Problem to work on :: Locate every line in the entries below that contains the string "左端标题列" and copy each such line. Matching is case-sensitive.

Layout annotation data
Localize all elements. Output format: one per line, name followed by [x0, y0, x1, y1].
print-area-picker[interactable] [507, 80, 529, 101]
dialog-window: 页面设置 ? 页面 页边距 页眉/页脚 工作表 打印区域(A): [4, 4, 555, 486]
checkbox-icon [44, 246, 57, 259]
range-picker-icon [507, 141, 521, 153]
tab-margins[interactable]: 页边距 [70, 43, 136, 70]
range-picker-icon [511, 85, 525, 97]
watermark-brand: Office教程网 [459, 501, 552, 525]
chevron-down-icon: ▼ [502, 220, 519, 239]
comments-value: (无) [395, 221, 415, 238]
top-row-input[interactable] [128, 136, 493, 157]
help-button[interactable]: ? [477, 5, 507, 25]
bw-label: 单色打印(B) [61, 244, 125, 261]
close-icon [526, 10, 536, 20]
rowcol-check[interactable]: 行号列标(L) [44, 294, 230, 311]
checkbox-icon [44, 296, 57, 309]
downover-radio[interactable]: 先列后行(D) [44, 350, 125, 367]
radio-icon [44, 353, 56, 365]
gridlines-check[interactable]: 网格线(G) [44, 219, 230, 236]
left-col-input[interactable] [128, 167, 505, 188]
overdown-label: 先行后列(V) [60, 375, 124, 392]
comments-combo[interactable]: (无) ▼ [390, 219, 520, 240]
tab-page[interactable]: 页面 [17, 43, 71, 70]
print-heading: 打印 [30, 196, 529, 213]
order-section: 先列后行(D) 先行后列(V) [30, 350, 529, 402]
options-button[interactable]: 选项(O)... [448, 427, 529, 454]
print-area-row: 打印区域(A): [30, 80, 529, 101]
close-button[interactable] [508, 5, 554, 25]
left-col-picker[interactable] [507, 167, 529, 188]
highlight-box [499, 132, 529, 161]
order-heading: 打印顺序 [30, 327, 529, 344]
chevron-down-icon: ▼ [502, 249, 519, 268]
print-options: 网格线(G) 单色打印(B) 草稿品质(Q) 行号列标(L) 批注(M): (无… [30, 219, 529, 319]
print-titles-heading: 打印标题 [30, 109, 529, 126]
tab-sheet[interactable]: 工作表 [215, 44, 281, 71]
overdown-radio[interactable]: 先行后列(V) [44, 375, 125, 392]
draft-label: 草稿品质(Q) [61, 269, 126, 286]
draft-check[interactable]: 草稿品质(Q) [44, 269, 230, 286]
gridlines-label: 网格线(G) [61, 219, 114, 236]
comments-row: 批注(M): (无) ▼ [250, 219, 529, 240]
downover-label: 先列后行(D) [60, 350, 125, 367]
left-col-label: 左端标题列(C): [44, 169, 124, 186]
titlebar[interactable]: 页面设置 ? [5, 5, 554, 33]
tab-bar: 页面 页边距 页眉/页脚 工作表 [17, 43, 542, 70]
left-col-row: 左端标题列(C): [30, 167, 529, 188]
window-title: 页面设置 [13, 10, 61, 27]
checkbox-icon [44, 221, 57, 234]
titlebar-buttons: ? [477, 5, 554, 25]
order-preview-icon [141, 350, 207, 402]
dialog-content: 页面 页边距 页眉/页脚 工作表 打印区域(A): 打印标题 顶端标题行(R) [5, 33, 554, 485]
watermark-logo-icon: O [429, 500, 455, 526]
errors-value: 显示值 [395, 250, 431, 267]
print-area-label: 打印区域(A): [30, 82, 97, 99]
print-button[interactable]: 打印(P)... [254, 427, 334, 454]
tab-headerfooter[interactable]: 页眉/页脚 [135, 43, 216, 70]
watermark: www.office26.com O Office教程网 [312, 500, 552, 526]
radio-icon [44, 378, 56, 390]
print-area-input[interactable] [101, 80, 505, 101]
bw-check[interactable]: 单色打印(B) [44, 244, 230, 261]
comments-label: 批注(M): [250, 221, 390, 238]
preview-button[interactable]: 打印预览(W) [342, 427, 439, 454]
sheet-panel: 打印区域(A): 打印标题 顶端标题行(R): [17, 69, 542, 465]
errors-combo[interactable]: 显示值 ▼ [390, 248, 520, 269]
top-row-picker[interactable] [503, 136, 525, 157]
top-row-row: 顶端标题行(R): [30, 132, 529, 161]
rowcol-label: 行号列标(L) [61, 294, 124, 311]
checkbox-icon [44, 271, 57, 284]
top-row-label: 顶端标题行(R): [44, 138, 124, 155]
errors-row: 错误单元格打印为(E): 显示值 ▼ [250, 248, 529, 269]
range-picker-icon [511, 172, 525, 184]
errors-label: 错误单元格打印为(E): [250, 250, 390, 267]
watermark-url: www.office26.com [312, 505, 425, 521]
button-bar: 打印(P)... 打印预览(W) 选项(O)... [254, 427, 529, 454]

Full answer ::
left-col-label: 左端标题列(C): [44, 169, 124, 186]
left-col-row: 左端标题列(C): [30, 167, 529, 188]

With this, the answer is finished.